## Input
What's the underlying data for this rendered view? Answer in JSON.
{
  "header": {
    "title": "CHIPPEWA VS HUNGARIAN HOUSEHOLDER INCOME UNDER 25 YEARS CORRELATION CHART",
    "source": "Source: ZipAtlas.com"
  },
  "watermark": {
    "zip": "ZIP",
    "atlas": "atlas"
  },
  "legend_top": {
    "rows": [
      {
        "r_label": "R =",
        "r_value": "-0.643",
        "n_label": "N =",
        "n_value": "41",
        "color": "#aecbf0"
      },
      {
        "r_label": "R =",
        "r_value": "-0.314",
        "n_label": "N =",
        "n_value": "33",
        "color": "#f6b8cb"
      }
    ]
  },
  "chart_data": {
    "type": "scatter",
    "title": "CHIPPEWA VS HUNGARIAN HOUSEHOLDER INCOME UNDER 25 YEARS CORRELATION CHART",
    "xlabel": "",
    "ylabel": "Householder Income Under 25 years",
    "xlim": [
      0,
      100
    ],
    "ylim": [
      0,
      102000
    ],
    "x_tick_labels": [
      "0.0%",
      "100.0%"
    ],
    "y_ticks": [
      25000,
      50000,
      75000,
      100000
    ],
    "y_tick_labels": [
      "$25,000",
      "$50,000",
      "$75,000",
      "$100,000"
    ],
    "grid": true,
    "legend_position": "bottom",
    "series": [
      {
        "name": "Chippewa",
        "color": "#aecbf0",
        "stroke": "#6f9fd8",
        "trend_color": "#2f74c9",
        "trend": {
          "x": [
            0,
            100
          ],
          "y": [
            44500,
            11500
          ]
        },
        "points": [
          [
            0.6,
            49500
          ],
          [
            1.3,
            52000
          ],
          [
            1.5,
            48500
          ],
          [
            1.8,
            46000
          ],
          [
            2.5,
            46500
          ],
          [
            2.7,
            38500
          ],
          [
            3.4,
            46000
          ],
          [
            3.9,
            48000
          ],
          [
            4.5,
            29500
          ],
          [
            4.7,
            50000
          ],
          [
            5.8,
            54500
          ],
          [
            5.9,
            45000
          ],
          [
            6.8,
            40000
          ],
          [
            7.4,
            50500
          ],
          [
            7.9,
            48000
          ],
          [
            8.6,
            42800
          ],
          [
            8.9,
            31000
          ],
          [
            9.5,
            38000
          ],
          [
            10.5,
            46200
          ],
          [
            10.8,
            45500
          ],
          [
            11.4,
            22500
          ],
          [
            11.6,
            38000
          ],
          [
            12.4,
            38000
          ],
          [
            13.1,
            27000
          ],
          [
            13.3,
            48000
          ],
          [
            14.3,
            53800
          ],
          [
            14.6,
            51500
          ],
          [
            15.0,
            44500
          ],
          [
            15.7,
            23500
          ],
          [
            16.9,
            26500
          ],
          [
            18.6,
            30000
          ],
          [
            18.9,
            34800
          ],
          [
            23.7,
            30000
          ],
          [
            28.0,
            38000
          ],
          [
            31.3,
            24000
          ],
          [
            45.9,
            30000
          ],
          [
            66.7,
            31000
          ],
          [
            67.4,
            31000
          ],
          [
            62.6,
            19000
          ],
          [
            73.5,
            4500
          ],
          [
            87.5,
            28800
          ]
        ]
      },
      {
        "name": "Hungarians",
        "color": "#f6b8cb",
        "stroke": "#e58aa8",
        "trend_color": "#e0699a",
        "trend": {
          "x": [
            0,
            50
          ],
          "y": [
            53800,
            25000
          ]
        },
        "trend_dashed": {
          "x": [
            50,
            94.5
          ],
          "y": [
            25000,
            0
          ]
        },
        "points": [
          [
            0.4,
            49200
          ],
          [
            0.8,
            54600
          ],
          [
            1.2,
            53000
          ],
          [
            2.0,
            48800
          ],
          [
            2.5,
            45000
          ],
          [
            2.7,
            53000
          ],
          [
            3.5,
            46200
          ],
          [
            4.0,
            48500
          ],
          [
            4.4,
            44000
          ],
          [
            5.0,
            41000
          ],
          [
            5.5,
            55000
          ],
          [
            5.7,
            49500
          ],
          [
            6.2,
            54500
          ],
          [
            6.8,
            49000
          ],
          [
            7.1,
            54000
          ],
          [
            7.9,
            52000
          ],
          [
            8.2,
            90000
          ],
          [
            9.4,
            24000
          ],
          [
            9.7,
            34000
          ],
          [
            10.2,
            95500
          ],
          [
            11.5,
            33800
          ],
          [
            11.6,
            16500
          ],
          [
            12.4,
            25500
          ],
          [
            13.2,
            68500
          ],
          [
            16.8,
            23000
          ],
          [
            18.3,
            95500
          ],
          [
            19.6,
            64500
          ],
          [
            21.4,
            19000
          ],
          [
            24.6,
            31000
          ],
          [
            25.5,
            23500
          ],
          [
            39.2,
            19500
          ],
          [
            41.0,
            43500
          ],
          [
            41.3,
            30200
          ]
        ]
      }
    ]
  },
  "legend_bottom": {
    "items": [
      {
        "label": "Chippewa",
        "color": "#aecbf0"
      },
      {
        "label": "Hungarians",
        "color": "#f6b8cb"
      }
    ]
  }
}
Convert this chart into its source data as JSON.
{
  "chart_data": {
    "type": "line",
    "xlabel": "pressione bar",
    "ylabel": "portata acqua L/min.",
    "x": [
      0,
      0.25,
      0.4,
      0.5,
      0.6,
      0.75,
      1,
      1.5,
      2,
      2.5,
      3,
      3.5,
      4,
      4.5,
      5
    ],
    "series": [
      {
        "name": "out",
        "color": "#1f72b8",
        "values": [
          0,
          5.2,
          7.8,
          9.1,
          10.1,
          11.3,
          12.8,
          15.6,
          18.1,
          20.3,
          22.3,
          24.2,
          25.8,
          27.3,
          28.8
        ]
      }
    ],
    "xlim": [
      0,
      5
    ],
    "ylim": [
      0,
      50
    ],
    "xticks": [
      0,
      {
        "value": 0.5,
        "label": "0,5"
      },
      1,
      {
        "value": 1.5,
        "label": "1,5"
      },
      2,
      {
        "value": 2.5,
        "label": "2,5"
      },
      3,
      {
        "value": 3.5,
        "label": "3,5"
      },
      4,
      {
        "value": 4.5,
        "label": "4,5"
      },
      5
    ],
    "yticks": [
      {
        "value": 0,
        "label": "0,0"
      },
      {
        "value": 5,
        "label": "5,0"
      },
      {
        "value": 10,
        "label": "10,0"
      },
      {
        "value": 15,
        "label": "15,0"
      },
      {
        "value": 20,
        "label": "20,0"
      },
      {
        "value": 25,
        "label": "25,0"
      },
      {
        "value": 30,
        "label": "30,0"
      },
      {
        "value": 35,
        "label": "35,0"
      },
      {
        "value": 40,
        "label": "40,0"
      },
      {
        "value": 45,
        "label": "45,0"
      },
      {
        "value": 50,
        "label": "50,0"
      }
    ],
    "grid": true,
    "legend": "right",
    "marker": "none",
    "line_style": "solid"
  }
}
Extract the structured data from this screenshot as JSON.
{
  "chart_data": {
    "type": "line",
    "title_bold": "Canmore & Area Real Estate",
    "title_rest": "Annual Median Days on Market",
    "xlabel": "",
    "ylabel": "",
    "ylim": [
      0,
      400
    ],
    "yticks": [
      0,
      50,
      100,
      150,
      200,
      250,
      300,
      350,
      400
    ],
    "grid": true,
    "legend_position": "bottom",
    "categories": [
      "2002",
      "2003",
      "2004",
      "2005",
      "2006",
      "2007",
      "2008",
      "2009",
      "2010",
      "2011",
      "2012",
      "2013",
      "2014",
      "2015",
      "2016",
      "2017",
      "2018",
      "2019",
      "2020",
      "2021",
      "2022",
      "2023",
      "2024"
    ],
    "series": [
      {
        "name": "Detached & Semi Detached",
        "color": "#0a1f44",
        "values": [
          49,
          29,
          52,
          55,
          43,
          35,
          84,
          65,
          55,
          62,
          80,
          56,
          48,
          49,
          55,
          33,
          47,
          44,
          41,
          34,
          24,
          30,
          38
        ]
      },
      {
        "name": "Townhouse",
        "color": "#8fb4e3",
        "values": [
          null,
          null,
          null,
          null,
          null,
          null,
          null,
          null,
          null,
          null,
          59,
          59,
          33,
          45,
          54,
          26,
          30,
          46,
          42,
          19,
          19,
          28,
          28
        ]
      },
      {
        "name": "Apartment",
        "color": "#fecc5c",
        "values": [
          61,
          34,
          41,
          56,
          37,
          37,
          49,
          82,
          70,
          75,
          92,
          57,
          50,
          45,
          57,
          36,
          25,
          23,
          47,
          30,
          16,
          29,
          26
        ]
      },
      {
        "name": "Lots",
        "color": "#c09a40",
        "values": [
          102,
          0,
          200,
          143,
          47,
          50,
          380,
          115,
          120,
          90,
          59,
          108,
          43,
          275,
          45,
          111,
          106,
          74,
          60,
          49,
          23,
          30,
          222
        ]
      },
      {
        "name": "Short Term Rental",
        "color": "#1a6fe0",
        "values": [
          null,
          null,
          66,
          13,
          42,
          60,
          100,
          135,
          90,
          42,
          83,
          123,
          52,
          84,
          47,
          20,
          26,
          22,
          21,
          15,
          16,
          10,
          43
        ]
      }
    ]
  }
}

## Requirement
Show the lines where the word "source" appears in the entries.

## Solution to this task
    "source": "Source: ZipAtlas.com"
Convert this chart into its source data as JSON.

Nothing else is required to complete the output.